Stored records
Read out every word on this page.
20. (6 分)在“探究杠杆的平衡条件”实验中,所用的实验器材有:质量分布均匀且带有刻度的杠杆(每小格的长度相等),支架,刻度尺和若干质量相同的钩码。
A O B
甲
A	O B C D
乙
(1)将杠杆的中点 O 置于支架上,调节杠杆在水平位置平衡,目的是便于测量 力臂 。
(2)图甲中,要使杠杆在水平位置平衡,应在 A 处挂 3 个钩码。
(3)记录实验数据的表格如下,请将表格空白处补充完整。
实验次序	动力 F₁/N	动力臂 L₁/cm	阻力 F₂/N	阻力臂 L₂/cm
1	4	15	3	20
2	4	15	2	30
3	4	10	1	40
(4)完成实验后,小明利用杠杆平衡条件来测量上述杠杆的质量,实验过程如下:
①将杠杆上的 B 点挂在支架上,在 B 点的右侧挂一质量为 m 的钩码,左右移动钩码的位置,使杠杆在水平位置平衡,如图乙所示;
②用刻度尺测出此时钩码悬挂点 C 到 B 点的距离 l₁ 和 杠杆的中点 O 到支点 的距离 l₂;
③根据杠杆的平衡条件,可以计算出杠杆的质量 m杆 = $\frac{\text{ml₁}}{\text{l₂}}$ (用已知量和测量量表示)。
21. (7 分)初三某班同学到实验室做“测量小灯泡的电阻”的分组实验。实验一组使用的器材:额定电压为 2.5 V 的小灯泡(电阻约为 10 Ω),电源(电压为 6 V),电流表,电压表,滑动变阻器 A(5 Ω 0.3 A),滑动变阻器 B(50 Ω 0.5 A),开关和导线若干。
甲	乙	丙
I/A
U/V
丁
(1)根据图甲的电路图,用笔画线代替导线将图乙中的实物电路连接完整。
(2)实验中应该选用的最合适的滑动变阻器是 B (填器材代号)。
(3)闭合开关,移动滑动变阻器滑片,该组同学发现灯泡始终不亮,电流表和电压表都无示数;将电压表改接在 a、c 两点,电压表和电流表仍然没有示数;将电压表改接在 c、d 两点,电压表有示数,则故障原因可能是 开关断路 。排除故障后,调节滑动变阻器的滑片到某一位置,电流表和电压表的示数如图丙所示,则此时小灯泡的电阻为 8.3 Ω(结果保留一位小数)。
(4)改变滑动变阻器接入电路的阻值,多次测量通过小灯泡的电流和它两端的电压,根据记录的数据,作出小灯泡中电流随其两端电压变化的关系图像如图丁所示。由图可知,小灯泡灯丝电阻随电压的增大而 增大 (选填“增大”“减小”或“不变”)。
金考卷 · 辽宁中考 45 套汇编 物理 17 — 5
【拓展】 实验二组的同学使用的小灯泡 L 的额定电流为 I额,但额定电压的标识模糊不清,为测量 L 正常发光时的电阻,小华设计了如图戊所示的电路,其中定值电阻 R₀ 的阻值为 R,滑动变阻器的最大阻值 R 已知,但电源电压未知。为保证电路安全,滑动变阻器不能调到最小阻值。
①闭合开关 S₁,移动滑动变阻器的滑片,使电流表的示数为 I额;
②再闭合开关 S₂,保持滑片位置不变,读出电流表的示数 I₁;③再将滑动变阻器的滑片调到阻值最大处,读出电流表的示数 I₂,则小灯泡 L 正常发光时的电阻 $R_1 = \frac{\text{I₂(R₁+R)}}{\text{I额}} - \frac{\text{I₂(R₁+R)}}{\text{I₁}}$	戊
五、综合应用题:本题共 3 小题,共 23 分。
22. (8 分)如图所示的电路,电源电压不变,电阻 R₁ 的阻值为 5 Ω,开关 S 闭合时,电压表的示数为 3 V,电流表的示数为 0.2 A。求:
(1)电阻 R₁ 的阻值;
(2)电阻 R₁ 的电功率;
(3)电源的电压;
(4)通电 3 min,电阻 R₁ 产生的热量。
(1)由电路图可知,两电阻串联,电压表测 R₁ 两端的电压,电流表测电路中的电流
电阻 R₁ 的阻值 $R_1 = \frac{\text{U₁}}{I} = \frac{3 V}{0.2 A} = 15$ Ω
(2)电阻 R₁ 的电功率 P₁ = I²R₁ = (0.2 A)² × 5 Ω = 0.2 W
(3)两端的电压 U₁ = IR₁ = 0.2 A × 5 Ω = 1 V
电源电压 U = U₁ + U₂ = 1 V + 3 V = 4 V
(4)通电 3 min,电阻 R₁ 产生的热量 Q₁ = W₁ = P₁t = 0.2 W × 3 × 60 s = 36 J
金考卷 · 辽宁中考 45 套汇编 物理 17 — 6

### PROBLEM TO SOLVE:
Scan the lines above for "的阻值为", then copy every one that has it.

### OUTPUT FOR THIS TASK:
【拓展】 实验二组的同学使用的小灯泡 L 的额定电流为 I额,但额定电压的标识模糊不清,为测量 L 正常发光时的电阻,小华设计了如图戊所示的电路,其中定值电阻 R₀ 的阻值为 R,滑动变阻器的最大阻值 R 已知,但电源电压未知。为保证电路安全,滑动变阻器不能调到最小阻值。
22. (8 分)如图所示的电路,电源电压不变,电阻 R₁ 的阻值为 5 Ω,开关 S 闭合时,电压表的示数为 3 V,电流表的示数为 0.2 A。求:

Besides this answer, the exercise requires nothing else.